INSTRUCTION: Tally the lines holding the word "Application" and state the count by itself.
RAW DATA start
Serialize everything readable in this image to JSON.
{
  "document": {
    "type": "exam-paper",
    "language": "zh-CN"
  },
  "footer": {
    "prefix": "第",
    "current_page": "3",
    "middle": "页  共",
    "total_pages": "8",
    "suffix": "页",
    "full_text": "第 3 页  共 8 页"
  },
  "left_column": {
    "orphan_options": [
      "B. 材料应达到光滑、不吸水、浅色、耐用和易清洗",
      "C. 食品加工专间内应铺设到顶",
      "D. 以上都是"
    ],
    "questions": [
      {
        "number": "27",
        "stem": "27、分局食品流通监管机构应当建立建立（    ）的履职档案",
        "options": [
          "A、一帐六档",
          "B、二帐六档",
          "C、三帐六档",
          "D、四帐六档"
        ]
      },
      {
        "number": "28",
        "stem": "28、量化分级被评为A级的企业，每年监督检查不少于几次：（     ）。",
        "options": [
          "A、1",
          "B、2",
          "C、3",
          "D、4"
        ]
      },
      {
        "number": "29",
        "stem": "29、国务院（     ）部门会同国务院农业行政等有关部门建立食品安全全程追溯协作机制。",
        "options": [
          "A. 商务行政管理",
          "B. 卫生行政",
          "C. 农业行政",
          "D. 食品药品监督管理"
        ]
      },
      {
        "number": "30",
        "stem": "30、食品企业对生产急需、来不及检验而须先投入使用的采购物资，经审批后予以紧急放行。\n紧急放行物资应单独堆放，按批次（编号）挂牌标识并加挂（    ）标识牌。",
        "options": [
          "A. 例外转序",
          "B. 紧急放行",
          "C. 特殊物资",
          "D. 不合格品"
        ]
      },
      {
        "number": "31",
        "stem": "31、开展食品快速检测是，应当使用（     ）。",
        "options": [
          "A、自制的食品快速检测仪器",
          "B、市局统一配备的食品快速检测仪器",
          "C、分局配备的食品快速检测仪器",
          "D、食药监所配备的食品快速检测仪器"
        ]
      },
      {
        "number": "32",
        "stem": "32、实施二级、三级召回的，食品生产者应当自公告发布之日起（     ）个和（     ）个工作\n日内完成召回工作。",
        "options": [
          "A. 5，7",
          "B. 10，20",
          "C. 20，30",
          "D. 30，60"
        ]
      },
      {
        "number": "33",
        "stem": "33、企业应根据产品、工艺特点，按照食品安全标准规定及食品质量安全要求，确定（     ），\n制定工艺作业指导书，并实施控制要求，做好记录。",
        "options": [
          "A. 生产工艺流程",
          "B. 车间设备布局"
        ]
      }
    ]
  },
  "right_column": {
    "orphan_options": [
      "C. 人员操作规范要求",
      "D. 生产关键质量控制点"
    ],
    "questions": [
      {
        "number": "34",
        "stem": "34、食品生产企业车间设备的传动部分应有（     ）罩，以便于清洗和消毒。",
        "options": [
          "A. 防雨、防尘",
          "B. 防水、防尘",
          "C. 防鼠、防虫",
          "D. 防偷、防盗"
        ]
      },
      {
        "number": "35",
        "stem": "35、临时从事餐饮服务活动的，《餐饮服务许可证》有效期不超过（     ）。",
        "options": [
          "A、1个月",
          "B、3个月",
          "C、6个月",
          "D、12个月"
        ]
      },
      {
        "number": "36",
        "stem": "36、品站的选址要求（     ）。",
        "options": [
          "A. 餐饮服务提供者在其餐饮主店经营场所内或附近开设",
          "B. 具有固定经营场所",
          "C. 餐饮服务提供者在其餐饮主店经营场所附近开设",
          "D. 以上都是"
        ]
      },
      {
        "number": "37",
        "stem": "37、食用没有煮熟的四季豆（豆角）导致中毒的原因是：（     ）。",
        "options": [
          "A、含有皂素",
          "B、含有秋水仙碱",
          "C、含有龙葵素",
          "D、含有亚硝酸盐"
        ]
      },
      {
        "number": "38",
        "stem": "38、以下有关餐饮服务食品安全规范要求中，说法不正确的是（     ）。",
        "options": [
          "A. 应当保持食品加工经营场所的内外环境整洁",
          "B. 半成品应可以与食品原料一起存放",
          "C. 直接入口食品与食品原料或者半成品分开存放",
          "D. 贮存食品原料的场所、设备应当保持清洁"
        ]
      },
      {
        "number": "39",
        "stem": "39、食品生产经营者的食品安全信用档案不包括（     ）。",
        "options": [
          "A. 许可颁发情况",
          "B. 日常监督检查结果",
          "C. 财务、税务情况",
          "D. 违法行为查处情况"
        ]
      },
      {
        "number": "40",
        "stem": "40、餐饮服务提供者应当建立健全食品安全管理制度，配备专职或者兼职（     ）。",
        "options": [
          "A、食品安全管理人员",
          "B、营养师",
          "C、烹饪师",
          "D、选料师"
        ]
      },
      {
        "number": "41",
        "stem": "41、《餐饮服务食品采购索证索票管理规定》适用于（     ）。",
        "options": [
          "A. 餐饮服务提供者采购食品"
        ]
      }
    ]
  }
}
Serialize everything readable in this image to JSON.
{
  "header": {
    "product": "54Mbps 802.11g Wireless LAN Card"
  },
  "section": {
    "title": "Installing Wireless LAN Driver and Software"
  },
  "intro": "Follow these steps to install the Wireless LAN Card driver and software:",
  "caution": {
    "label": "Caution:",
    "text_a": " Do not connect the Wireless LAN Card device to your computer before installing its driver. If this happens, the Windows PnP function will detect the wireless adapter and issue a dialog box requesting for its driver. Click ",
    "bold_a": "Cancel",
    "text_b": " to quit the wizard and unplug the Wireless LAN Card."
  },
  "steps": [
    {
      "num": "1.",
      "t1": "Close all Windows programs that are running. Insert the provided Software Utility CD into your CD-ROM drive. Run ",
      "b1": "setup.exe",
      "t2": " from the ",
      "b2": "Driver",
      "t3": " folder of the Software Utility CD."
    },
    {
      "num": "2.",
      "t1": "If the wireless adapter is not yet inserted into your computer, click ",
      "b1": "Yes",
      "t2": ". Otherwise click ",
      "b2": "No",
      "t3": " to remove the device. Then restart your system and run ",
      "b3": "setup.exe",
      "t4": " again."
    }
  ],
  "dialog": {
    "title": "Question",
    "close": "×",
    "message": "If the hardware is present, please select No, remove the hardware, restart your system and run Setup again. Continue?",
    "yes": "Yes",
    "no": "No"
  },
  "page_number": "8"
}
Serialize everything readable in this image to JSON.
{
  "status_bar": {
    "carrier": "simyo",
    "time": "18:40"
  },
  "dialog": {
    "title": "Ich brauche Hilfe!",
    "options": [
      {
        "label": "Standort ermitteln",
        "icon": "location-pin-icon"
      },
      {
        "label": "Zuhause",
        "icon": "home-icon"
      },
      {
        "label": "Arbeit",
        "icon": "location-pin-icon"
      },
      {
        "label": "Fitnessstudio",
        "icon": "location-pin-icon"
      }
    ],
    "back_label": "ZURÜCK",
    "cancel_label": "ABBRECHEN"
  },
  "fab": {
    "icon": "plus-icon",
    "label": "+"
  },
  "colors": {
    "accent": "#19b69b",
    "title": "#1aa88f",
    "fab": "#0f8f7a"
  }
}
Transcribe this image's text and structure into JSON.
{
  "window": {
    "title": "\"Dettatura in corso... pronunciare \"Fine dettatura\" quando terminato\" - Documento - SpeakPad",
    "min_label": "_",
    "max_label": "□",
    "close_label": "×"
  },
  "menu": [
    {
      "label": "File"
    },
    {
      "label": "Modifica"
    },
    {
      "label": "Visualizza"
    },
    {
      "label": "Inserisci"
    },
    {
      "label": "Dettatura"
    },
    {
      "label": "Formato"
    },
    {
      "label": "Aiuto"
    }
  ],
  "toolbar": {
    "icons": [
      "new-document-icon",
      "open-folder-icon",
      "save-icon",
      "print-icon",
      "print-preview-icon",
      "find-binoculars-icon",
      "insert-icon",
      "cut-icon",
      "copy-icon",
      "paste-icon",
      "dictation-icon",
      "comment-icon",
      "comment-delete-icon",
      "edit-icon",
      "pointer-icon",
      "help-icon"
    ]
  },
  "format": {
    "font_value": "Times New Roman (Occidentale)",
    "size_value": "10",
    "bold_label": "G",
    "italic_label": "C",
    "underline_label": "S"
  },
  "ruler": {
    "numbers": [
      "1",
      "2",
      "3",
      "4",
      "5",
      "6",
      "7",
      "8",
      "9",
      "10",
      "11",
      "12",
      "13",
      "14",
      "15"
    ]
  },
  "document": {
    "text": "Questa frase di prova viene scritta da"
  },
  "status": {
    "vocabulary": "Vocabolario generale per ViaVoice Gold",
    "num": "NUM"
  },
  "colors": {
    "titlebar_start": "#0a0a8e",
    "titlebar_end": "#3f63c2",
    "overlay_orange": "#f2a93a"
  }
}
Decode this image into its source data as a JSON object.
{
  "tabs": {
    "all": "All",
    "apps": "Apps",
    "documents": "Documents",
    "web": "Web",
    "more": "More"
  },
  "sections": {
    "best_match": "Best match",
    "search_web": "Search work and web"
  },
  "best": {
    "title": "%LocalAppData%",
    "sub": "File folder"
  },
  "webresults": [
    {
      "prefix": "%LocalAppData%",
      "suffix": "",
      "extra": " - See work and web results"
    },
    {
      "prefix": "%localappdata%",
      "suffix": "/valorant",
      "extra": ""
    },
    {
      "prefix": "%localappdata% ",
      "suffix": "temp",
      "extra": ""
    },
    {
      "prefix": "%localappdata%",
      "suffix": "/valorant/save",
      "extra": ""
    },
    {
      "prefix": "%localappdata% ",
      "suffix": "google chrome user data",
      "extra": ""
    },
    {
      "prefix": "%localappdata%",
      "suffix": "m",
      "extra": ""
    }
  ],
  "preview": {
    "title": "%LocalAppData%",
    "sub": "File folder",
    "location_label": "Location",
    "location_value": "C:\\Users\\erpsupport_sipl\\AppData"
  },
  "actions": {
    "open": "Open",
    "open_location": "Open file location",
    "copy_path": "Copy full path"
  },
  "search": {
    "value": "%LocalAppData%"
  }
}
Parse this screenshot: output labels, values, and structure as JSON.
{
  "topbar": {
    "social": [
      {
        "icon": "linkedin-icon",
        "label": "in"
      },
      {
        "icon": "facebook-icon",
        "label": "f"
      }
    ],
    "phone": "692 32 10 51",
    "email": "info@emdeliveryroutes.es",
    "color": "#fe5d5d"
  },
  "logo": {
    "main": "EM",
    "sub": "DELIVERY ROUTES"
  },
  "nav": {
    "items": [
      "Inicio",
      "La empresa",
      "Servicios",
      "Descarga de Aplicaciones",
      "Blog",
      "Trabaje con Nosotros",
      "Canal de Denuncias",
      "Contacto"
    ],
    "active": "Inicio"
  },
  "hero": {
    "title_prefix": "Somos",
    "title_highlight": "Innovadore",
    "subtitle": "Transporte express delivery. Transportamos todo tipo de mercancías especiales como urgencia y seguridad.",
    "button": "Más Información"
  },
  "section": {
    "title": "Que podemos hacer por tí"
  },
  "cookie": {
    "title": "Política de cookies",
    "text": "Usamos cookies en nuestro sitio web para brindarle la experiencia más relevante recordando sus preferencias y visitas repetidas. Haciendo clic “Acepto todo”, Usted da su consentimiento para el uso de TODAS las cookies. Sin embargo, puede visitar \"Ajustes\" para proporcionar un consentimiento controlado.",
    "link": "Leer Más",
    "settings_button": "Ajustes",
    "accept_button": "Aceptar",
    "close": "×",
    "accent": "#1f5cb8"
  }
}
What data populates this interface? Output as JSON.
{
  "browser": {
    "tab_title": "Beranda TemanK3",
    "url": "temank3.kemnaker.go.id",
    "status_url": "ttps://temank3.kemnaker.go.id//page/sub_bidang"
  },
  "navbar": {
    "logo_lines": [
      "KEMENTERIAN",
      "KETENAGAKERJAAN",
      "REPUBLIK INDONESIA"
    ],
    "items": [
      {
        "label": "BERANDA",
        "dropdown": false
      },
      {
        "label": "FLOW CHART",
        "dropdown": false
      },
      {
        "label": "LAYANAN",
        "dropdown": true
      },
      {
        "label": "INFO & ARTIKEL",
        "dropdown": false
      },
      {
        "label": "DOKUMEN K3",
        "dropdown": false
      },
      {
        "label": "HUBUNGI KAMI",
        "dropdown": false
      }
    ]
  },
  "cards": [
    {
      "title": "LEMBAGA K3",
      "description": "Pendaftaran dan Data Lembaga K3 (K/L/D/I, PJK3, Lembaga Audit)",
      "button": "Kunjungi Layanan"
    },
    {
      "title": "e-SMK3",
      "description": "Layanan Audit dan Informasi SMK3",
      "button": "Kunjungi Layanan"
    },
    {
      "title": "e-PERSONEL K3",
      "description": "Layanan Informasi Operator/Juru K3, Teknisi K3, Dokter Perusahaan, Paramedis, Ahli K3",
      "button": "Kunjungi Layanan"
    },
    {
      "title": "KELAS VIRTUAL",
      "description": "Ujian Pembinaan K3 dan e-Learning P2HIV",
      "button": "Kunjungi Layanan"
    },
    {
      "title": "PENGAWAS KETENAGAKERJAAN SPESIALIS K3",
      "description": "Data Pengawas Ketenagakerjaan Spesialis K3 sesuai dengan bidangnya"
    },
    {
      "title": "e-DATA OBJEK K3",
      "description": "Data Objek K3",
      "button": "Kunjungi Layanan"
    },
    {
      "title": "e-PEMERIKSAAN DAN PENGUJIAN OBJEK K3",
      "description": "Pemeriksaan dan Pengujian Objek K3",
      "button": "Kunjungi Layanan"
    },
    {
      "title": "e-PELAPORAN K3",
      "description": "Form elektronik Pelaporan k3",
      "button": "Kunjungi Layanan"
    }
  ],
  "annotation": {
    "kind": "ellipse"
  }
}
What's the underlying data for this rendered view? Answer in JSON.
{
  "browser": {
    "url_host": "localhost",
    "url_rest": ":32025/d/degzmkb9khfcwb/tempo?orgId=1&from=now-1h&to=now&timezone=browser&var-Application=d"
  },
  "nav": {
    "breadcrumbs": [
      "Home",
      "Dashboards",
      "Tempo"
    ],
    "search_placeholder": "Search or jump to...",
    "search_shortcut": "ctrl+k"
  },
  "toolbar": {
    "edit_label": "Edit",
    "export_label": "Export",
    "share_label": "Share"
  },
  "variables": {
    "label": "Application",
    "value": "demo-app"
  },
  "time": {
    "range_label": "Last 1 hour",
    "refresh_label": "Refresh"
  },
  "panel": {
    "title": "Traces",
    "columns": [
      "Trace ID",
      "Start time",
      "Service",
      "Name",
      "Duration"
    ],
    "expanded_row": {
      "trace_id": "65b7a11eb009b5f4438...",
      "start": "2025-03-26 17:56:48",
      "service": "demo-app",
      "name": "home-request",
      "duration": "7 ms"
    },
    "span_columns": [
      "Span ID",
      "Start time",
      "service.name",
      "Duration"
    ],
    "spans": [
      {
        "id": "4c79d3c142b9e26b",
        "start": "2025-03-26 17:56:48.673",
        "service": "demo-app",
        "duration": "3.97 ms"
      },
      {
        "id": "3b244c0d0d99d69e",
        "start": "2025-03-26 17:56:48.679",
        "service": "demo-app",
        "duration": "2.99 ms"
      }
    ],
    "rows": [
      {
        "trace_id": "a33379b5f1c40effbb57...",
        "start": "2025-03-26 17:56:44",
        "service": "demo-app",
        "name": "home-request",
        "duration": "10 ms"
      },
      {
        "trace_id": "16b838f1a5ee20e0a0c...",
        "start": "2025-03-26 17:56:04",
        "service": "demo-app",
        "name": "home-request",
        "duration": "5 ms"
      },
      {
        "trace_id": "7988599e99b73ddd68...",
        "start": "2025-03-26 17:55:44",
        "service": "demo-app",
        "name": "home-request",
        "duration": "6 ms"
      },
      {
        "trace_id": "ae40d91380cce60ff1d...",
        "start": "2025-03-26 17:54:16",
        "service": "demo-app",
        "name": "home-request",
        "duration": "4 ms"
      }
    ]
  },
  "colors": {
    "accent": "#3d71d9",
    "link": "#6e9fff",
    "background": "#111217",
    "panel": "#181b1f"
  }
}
RAW DATA end
RESULT OF THE TASK: 2